--- start ---

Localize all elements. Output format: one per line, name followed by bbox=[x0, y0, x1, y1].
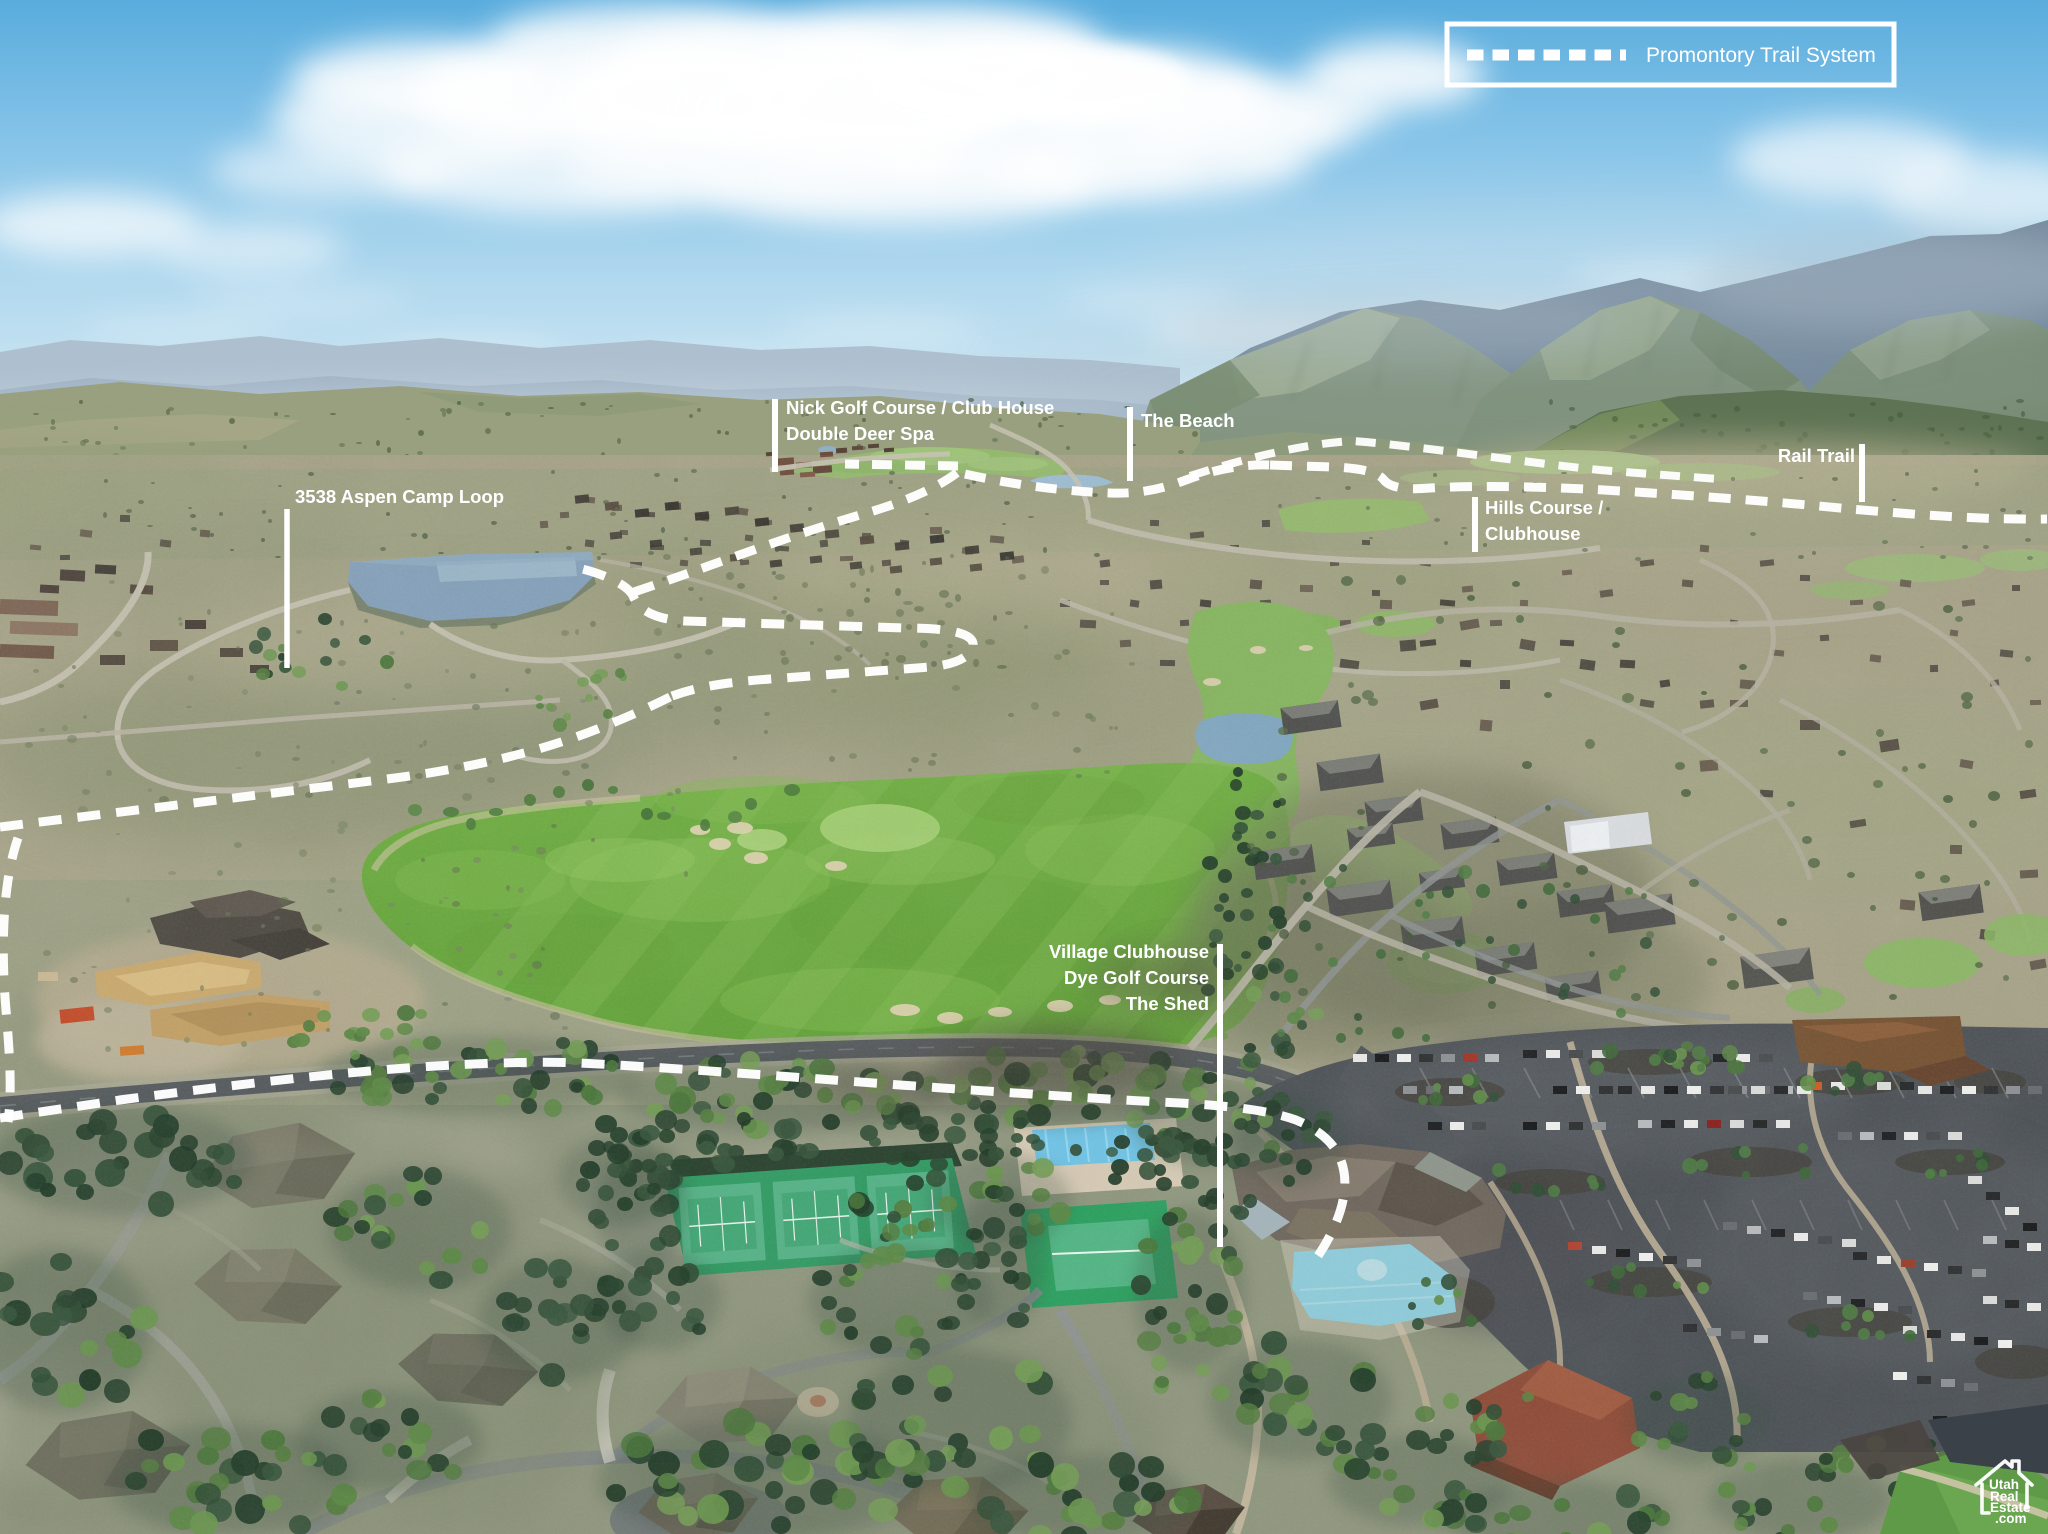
svg-text:Rail Trail: Rail Trail bbox=[1778, 445, 1855, 466]
svg-text:Dye Golf Course: Dye Golf Course bbox=[1064, 967, 1209, 988]
svg-text:Hills Course /: Hills Course / bbox=[1485, 497, 1603, 518]
svg-text:Promontory Trail System: Promontory Trail System bbox=[1646, 44, 1876, 67]
svg-text:Nick Golf Course / Club House: Nick Golf Course / Club House bbox=[786, 397, 1054, 418]
svg-text:3538 Aspen Camp Loop: 3538 Aspen Camp Loop bbox=[295, 486, 504, 507]
svg-text:Double Deer Spa: Double Deer Spa bbox=[786, 423, 935, 444]
svg-text:The Beach: The Beach bbox=[1141, 410, 1235, 431]
svg-text:Clubhouse: Clubhouse bbox=[1485, 523, 1581, 544]
svg-text:The Shed: The Shed bbox=[1126, 993, 1209, 1014]
svg-text:.com: .com bbox=[1995, 1511, 2027, 1526]
svg-text:Village Clubhouse: Village Clubhouse bbox=[1049, 941, 1209, 962]
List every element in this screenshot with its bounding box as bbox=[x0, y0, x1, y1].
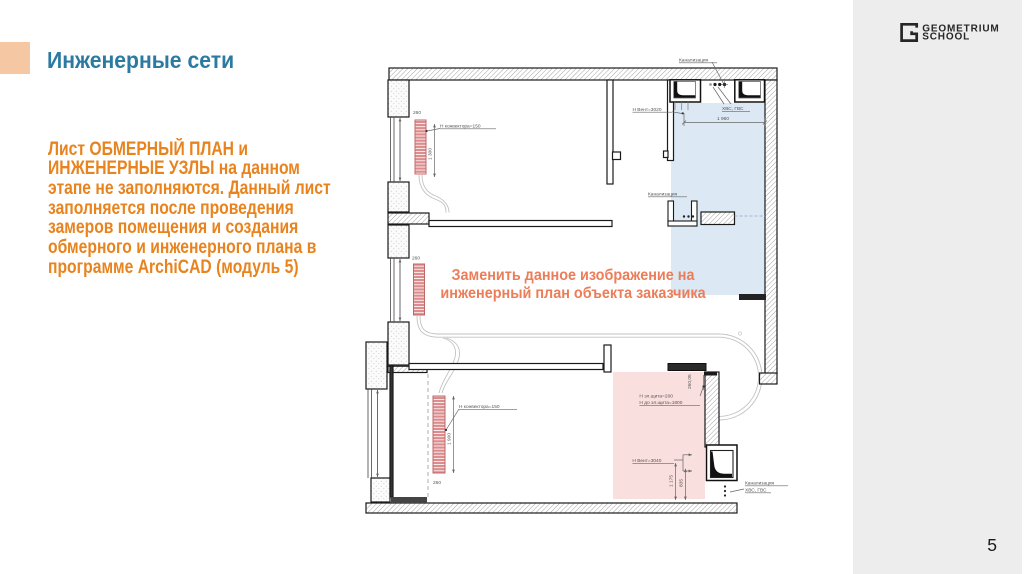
svg-text:1 900: 1 900 bbox=[447, 433, 453, 445]
svg-text:260: 260 bbox=[413, 110, 421, 116]
svg-text:1 175: 1 175 bbox=[669, 475, 675, 487]
svg-text:1 960: 1 960 bbox=[717, 116, 729, 122]
svg-text:260,05: 260,05 bbox=[687, 374, 693, 389]
svg-text:260: 260 bbox=[433, 480, 441, 486]
svg-text:835: 835 bbox=[679, 479, 685, 487]
svg-text:1 300: 1 300 bbox=[428, 148, 434, 160]
svg-text:Н эл.щита=200: Н эл.щита=200 bbox=[639, 394, 673, 400]
svg-text:260: 260 bbox=[412, 256, 420, 262]
svg-text:SCHOOL: SCHOOL bbox=[922, 32, 970, 43]
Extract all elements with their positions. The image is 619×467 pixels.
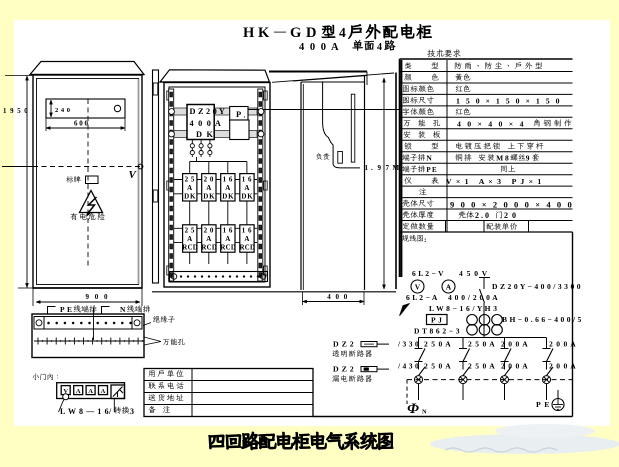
- svg-text:A: A: [76, 388, 81, 395]
- svg-text:9: 9: [526, 154, 530, 163]
- svg-text:4 0 0 A: 4 0 0 A: [299, 42, 340, 53]
- svg-text:.: .: [371, 164, 373, 172]
- svg-text:N: N: [120, 305, 126, 314]
- svg-text:RCD: RCD: [240, 245, 256, 252]
- svg-text:2 0: 2 0: [204, 176, 214, 184]
- svg-text:2 5 0 A: 2 5 0 A: [468, 340, 495, 349]
- svg-text:9 0 0: 9 0 0: [86, 293, 110, 301]
- svg-text:P E: P E: [426, 166, 437, 174]
- svg-text:1 9 5 0: 1 9 5 0: [3, 108, 29, 115]
- svg-text:2 5: 2 5: [185, 227, 195, 235]
- svg-text:DK: DK: [184, 193, 196, 201]
- svg-text:—: —: [273, 24, 287, 38]
- svg-text:/ 3 3 0: / 3 3 0: [397, 340, 419, 349]
- svg-text:K: K: [258, 25, 270, 41]
- svg-text:2 0: 2 0: [204, 227, 214, 235]
- svg-text:4 0 × 4 0 × 4: 4 0 × 4 0 × 4: [457, 120, 526, 129]
- svg-text:A: A: [225, 235, 230, 243]
- svg-text:7: 7: [386, 164, 390, 172]
- svg-text:L W 8 — 1 6: L W 8 — 1 6: [60, 407, 109, 416]
- svg-text:4 0 0: 4 0 0: [327, 293, 349, 301]
- svg-text:D Z 2 0 Y − 4 0 0 / 3 3 0 0: D Z 2 0 Y − 4 0 0 / 3 3 0 0: [492, 282, 581, 291]
- svg-text:A: A: [187, 184, 192, 192]
- svg-text:A: A: [187, 235, 192, 243]
- svg-text:L W 8 − 1 6 / Y H 3: L W 8 − 1 6 / Y H 3: [429, 304, 497, 313]
- svg-text:3: 3: [130, 407, 134, 416]
- svg-text:RCD: RCD: [182, 245, 198, 252]
- svg-text:2 5 0 A: 2 5 0 A: [424, 362, 451, 371]
- svg-text:G: G: [290, 25, 301, 41]
- svg-text:2 0 0 A: 2 0 0 A: [501, 362, 528, 371]
- svg-text:1 5 0 × 1 5 0 × 1 5 0: 1 5 0 × 1 5 0 × 1 5 0: [456, 97, 561, 106]
- svg-text:1 6: 1 6: [242, 176, 252, 184]
- svg-text:D Z 2: D Z 2: [333, 365, 354, 374]
- svg-text:D Z 2: D Z 2: [333, 340, 354, 349]
- svg-text:P E: P E: [536, 400, 550, 409]
- svg-text:A: A: [225, 184, 230, 192]
- svg-text:.: .: [244, 112, 246, 120]
- svg-text:A: A: [88, 388, 93, 395]
- svg-text:A: A: [446, 283, 452, 292]
- svg-text:N: N: [422, 409, 427, 416]
- svg-text:P E: P E: [60, 305, 73, 314]
- svg-text:2 4 0: 2 4 0: [55, 107, 71, 114]
- svg-text:M 8: M 8: [496, 154, 509, 163]
- svg-text:DK: DK: [241, 193, 253, 201]
- svg-text:4: 4: [377, 42, 382, 53]
- svg-text:Φ: Φ: [407, 401, 419, 417]
- svg-text:2 5 0 A: 2 5 0 A: [424, 340, 451, 349]
- svg-text:2 5: 2 5: [185, 176, 195, 184]
- svg-text:V × 1 A × 3 P J × 1: V × 1 A × 3 P J × 1: [446, 177, 542, 186]
- svg-text:A: A: [101, 388, 106, 395]
- svg-text:A: A: [206, 184, 211, 192]
- svg-text:1 6: 1 6: [242, 227, 252, 235]
- svg-text:4: 4: [339, 25, 346, 40]
- svg-text:D: D: [306, 25, 316, 41]
- svg-text:6 L 2 − A: 6 L 2 − A: [406, 293, 438, 302]
- svg-text:V: V: [415, 283, 421, 292]
- svg-text:DK: DK: [203, 193, 215, 201]
- svg-text:A: A: [206, 235, 211, 243]
- svg-text:6 0 0: 6 0 0: [74, 120, 89, 128]
- svg-text:M: M: [393, 164, 400, 172]
- svg-text:2 5 0 A: 2 5 0 A: [468, 362, 495, 371]
- svg-text:9: 9: [378, 164, 382, 172]
- svg-text:A: A: [244, 235, 249, 243]
- svg-text:B H − 0 . 6 6 − 4 0 0 / 5: B H − 0 . 6 6 − 4 0 0 / 5: [502, 315, 582, 324]
- svg-text:D T 8 6 2 − 3: D T 8 6 2 − 3: [414, 327, 460, 336]
- svg-text:A: A: [244, 184, 249, 192]
- svg-text:H: H: [243, 25, 255, 41]
- svg-text:1: 1: [365, 164, 369, 172]
- svg-text:4 0 0 / 2 0 0 A: 4 0 0 / 2 0 0 A: [448, 293, 498, 302]
- svg-text::: :: [424, 235, 427, 244]
- svg-text:9 0 0 × 2 0 0 0 × 4 0 0: 9 0 0 × 2 0 0 0 × 4 0 0: [450, 199, 574, 209]
- svg-text:RCD: RCD: [201, 245, 217, 252]
- svg-text:1 6: 1 6: [223, 176, 233, 184]
- svg-text:D K: D K: [196, 130, 214, 139]
- svg-text:2 0: 2 0: [504, 211, 516, 220]
- svg-text:RCD: RCD: [220, 245, 236, 252]
- svg-text:P: P: [236, 109, 241, 119]
- svg-text:2 . 0: 2 . 0: [475, 211, 489, 220]
- svg-text:4 5 0 V: 4 5 0 V: [459, 269, 488, 278]
- svg-text:DK: DK: [222, 193, 234, 201]
- svg-text:N: N: [426, 154, 432, 163]
- svg-text:4 0 0 A: 4 0 0 A: [190, 119, 223, 128]
- svg-text:D Z 2 0 Y: D Z 2 0 Y: [190, 107, 226, 116]
- svg-text:2 0 0 A: 2 0 0 A: [501, 340, 528, 349]
- svg-text:P J: P J: [431, 316, 442, 325]
- svg-text:6 L 2 − V: 6 L 2 − V: [412, 269, 444, 278]
- svg-text:/ 4 3 0: / 4 3 0: [397, 362, 419, 371]
- svg-text:1 6: 1 6: [223, 227, 233, 235]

--- end ---

▸ EXERCISE DETAILS:
Recast the records into a JSON list of strings, one string per line, starting with the line that contains "svg-text:1 900: 1" and going on through the line that contains "svg-text:Н эл.щита=200: Н", both included, and leaving out any blank lines.

▸ OUTPUT FOR THIS TASK:
[
  "svg-text:1 900: 1 900 bbox=[447, 433, 453, 445]",
  "svg-text:260: 260 bbox=[413, 110, 421, 116]",
  "svg-text:1 175: 1 175 bbox=[669, 475, 675, 487]",
  "svg-text:1 960: 1 960 bbox=[717, 116, 729, 122]",
  "svg-text:260,05: 260,05 bbox=[687, 374, 693, 389]",
  "svg-text:260: 260 bbox=[433, 480, 441, 486]",
  "svg-text:835: 835 bbox=[679, 479, 685, 487]",
  "svg-text:1 300: 1 300 bbox=[428, 148, 434, 160]",
  "svg-text:Н эл.щита=200: Н эл.щита=200 bbox=[639, 394, 673, 400]"
]